Locate every line in the records below that contains the word "half", and copy each one.
--- Begin Source records ---
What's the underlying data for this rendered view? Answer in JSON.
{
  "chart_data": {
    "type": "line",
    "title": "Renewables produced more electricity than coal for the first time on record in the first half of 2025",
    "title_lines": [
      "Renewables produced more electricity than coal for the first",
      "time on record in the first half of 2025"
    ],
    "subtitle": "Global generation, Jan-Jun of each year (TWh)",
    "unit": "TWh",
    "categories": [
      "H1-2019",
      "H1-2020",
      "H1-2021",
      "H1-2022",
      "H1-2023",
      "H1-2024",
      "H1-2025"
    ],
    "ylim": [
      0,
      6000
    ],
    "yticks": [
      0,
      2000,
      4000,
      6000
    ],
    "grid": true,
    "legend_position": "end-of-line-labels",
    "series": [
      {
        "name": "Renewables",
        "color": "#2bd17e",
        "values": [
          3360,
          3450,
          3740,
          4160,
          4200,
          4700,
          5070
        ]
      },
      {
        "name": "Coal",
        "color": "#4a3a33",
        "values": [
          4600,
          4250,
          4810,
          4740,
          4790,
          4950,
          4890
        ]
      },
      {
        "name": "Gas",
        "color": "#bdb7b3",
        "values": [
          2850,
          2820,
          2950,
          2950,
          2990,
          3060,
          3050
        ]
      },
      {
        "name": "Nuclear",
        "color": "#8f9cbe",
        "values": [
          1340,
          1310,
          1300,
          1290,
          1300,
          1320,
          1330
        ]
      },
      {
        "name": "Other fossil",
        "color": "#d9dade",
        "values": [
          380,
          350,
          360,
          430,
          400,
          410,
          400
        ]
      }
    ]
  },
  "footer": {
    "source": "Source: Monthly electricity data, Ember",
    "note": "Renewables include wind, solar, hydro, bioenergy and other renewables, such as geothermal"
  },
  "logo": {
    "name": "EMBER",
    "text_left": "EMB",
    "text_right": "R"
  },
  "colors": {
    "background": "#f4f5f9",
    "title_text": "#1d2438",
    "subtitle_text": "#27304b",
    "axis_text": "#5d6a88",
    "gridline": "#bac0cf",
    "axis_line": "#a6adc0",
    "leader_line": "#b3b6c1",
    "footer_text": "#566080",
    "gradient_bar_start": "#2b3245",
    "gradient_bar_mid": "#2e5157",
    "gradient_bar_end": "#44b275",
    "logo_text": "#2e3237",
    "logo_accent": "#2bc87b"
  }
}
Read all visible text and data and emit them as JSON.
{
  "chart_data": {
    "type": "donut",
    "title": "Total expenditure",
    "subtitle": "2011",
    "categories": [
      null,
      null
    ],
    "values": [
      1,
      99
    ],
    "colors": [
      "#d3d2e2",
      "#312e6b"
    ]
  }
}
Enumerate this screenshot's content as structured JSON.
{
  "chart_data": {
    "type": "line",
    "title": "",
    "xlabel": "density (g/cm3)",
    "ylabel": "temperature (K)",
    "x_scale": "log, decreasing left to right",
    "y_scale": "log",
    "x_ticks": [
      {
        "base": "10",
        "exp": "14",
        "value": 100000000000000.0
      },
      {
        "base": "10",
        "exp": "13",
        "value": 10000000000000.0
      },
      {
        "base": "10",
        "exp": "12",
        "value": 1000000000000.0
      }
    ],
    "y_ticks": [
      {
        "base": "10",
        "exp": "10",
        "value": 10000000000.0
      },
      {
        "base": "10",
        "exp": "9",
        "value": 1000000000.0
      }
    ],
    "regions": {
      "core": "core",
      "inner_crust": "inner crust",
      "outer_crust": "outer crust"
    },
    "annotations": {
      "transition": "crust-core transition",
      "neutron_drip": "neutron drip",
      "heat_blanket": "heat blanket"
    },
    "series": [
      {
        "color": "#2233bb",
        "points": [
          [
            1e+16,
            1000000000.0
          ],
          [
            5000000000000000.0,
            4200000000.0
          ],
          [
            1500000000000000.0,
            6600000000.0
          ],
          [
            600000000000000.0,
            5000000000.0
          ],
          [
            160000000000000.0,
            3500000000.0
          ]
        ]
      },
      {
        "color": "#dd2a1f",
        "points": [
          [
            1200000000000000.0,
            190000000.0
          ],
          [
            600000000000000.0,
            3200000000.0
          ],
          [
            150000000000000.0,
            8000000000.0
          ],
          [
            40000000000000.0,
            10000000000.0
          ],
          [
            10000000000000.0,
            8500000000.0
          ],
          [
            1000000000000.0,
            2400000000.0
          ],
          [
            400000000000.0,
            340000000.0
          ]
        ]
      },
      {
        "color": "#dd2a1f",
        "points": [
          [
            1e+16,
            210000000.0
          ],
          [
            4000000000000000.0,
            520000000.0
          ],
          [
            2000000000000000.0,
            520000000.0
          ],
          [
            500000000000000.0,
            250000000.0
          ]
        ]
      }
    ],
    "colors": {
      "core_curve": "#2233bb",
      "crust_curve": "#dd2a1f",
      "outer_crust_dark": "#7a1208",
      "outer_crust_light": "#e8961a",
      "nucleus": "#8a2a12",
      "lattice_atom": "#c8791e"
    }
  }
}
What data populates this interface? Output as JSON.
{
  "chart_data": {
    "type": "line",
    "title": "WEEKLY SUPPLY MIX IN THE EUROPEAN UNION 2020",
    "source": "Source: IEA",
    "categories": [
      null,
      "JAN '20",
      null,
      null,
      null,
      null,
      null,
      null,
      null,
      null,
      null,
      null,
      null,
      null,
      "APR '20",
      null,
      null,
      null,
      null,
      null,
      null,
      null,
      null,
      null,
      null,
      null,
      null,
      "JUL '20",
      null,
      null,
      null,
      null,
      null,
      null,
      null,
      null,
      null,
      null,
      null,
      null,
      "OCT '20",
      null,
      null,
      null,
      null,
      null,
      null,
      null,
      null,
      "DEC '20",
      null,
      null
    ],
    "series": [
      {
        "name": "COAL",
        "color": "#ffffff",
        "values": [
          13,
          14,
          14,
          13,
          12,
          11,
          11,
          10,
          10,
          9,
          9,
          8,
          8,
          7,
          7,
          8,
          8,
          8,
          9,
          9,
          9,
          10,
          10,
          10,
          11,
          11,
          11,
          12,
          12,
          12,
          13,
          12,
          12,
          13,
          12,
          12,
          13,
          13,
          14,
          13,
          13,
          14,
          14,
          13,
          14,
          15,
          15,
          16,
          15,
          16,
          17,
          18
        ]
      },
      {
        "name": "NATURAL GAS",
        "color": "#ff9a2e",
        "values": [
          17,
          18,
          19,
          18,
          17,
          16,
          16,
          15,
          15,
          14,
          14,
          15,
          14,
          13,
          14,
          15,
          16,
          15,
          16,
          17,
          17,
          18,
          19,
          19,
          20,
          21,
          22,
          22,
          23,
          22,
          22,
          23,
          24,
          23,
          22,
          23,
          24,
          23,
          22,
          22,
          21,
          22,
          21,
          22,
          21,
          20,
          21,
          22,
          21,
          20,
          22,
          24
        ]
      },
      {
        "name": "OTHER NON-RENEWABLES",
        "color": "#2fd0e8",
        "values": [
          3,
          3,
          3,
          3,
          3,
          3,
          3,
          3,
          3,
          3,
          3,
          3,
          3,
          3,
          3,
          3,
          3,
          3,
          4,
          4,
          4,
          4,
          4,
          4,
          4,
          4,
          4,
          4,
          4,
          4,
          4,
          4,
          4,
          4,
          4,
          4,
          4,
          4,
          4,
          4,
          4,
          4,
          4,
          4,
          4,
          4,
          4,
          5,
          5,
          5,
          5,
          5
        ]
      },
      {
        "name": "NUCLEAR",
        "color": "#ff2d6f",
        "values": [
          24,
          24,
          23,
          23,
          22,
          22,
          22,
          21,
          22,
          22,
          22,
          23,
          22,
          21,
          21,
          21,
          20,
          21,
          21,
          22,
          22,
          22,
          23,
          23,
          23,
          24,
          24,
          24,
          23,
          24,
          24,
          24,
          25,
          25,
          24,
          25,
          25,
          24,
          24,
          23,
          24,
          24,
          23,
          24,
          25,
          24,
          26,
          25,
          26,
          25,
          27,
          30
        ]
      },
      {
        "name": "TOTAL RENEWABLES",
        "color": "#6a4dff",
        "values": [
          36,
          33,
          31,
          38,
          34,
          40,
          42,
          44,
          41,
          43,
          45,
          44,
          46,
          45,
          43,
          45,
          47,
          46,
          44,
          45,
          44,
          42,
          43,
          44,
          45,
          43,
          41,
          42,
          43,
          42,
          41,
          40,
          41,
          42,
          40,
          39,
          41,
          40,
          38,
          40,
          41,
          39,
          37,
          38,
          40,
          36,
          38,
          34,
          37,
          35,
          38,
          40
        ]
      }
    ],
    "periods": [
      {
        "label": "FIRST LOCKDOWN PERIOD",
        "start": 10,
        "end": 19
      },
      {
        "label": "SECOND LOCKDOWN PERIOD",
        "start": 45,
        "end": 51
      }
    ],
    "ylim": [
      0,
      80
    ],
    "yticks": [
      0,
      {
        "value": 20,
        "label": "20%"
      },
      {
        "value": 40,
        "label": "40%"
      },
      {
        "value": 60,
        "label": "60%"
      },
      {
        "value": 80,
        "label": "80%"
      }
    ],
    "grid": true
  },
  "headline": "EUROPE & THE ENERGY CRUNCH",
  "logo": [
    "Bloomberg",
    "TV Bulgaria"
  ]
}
--- End Source records ---
Response to the task
    "title": "Renewables produced more electricity than coal for the first time on record in the first half of 2025",
      "time on record in the first half of 2025"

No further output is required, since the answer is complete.